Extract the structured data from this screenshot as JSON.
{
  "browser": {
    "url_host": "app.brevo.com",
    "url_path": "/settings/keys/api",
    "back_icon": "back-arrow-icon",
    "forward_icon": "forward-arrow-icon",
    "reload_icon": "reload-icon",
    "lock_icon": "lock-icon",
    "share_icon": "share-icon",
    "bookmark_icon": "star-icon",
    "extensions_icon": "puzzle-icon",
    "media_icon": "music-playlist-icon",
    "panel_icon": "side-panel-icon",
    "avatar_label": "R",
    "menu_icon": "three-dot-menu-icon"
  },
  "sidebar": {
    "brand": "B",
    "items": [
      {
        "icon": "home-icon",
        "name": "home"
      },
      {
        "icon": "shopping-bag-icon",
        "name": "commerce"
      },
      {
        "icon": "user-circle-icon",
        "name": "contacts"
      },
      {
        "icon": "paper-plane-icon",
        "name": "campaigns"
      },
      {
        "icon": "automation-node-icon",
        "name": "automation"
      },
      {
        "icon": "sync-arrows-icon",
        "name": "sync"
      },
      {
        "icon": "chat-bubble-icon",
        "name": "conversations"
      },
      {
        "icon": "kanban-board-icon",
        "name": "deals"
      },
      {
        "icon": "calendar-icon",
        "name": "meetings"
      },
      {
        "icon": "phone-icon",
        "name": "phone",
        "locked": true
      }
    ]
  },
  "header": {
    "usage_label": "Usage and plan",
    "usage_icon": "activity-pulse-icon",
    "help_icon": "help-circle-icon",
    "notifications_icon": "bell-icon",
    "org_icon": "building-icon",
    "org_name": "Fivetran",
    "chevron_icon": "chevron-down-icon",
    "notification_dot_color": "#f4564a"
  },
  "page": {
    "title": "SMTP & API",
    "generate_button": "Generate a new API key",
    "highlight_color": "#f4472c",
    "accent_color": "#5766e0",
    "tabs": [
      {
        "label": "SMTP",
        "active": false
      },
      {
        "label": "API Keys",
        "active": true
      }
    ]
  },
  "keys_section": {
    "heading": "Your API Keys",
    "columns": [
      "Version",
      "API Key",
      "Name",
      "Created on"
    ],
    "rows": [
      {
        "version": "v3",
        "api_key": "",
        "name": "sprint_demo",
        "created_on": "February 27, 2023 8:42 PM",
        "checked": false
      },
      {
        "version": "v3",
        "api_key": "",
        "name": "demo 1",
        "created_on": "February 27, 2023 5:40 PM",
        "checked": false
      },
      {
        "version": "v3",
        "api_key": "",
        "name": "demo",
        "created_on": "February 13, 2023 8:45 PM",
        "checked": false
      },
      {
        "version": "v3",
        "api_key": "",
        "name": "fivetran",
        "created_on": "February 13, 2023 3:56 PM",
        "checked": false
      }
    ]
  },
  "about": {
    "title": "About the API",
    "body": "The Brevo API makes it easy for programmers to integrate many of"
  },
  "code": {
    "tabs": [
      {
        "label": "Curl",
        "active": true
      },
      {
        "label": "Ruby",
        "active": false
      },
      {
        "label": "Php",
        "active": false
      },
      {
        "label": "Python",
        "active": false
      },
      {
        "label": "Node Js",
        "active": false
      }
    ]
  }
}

# Exercise task
Reproduce the entries above in full by retyping them exactly.

# Exercise answer
Extract the structured data from this screenshot as JSON.
{
  "browser": {
    "url_host": "app.brevo.com",
    "url_path": "/settings/keys/api",
    "back_icon": "back-arrow-icon",
    "forward_icon": "forward-arrow-icon",
    "reload_icon": "reload-icon",
    "lock_icon": "lock-icon",
    "share_icon": "share-icon",
    "bookmark_icon": "star-icon",
    "extensions_icon": "puzzle-icon",
    "media_icon": "music-playlist-icon",
    "panel_icon": "side-panel-icon",
    "avatar_label": "R",
    "menu_icon": "three-dot-menu-icon"
  },
  "sidebar": {
    "brand": "B",
    "items": [
      {
        "icon": "home-icon",
        "name": "home"
      },
      {
        "icon": "shopping-bag-icon",
        "name": "commerce"
      },
      {
        "icon": "user-circle-icon",
        "name": "contacts"
      },
      {
        "icon": "paper-plane-icon",
        "name": "campaigns"
      },
      {
        "icon": "automation-node-icon",
        "name": "automation"
      },
      {
        "icon": "sync-arrows-icon",
        "name": "sync"
      },
      {
        "icon": "chat-bubble-icon",
        "name": "conversations"
      },
      {
        "icon": "kanban-board-icon",
        "name": "deals"
      },
      {
        "icon": "calendar-icon",
        "name": "meetings"
      },
      {
        "icon": "phone-icon",
        "name": "phone",
        "locked": true
      }
    ]
  },
  "header": {
    "usage_label": "Usage and plan",
    "usage_icon": "activity-pulse-icon",
    "help_icon": "help-circle-icon",
    "notifications_icon": "bell-icon",
    "org_icon": "building-icon",
    "org_name": "Fivetran",
    "chevron_icon": "chevron-down-icon",
    "notification_dot_color": "#f4564a"
  },
  "page": {
    "title": "SMTP & API",
    "generate_button": "Generate a new API key",
    "highlight_color": "#f4472c",
    "accent_color": "#5766e0",
    "tabs": [
      {
        "label": "SMTP",
        "active": false
      },
      {
        "label": "API Keys",
        "active": true
      }
    ]
  },
  "keys_section": {
    "heading": "Your API Keys",
    "columns": [
      "Version",
      "API Key",
      "Name",
      "Created on"
    ],
    "rows": [
      {
        "version": "v3",
        "api_key": "",
        "name": "sprint_demo",
        "created_on": "February 27, 2023 8:42 PM",
        "checked": false
      },
      {
        "version": "v3",
        "api_key": "",
        "name": "demo 1",
        "created_on": "February 27, 2023 5:40 PM",
        "checked": false
      },
      {
        "version": "v3",
        "api_key": "",
        "name": "demo",
        "created_on": "February 13, 2023 8:45 PM",
        "checked": false
      },
      {
        "version": "v3",
        "api_key": "",
        "name": "fivetran",
        "created_on": "February 13, 2023 3:56 PM",
        "checked": false
      }
    ]
  },
  "about": {
    "title": "About the API",
    "body": "The Brevo API makes it easy for programmers to integrate many of"
  },
  "code": {
    "tabs": [
      {
        "label": "Curl",
        "active": true
      },
      {
        "label": "Ruby",
        "active": false
      },
      {
        "label": "Php",
        "active": false
      },
      {
        "label": "Python",
        "active": false
      },
      {
        "label": "Node Js",
        "active": false
      }
    ]
  }
}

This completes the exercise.